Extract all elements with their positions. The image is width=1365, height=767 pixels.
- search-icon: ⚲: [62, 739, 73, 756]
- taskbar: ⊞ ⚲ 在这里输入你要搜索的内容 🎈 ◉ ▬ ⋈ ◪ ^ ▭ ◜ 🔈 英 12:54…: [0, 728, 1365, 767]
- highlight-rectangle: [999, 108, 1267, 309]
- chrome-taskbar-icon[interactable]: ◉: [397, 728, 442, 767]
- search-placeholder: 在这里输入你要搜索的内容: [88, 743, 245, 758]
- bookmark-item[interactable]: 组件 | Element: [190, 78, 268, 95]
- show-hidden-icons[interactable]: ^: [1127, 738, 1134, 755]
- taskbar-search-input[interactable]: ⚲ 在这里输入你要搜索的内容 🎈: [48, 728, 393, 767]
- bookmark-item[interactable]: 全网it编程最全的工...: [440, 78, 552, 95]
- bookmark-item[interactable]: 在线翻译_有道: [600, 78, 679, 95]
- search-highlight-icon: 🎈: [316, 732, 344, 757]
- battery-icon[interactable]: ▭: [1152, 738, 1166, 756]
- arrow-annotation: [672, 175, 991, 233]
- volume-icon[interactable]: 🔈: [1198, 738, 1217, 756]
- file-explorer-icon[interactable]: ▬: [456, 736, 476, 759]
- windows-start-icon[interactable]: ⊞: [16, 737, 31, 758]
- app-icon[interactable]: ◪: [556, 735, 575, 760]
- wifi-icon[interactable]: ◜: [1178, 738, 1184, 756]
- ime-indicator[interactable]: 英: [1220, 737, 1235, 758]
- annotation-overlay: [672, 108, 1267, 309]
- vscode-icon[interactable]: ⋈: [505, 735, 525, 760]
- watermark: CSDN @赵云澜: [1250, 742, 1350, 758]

## YOUR OBJECTIVE
Can you rewrite every line of the listing above as a JSON array of strings, one string per line and no blank lines?

## WORKED SOLUTION
[
  "Extract all elements with their positions. The image is width=1365, height=767 pixels.",
  "- search-icon: ⚲: [62, 739, 73, 756]",
  "- taskbar: ⊞ ⚲ 在这里输入你要搜索的内容 🎈 ◉ ▬ ⋈ ◪ ^ ▭ ◜ 🔈 英 12:54…: [0, 728, 1365, 767]",
  "- highlight-rectangle: [999, 108, 1267, 309]",
  "- chrome-taskbar-icon[interactable]: ◉: [397, 728, 442, 767]",
  "- search-placeholder: 在这里输入你要搜索的内容: [88, 743, 245, 758]",
  "- bookmark-item[interactable]: 组件 | Element: [190, 78, 268, 95]",
  "- show-hidden-icons[interactable]: ^: [1127, 738, 1134, 755]",
  "- taskbar-search-input[interactable]: ⚲ 在这里输入你要搜索的内容 🎈: [48, 728, 393, 767]",
  "- bookmark-item[interactable]: 全网it编程最全的工...: [440, 78, 552, 95]",
  "- bookmark-item[interactable]: 在线翻译_有道: [600, 78, 679, 95]",
  "- search-highlight-icon: 🎈: [316, 732, 344, 757]",
  "- battery-icon[interactable]: ▭: [1152, 738, 1166, 756]",
  "- arrow-annotation: [672, 175, 991, 233]",
  "- volume-icon[interactable]: 🔈: [1198, 738, 1217, 756]",
  "- file-explorer-icon[interactable]: ▬: [456, 736, 476, 759]",
  "- windows-start-icon[interactable]: ⊞: [16, 737, 31, 758]",
  "- app-icon[interactable]: ◪: [556, 735, 575, 760]",
  "- wifi-icon[interactable]: ◜: [1178, 738, 1184, 756]",
  "- ime-indicator[interactable]: 英: [1220, 737, 1235, 758]",
  "- annotation-overlay: [672, 108, 1267, 309]",
  "- vscode-icon[interactable]: ⋈: [505, 735, 525, 760]",
  "- watermark: CSDN @赵云澜: [1250, 742, 1350, 758]"
]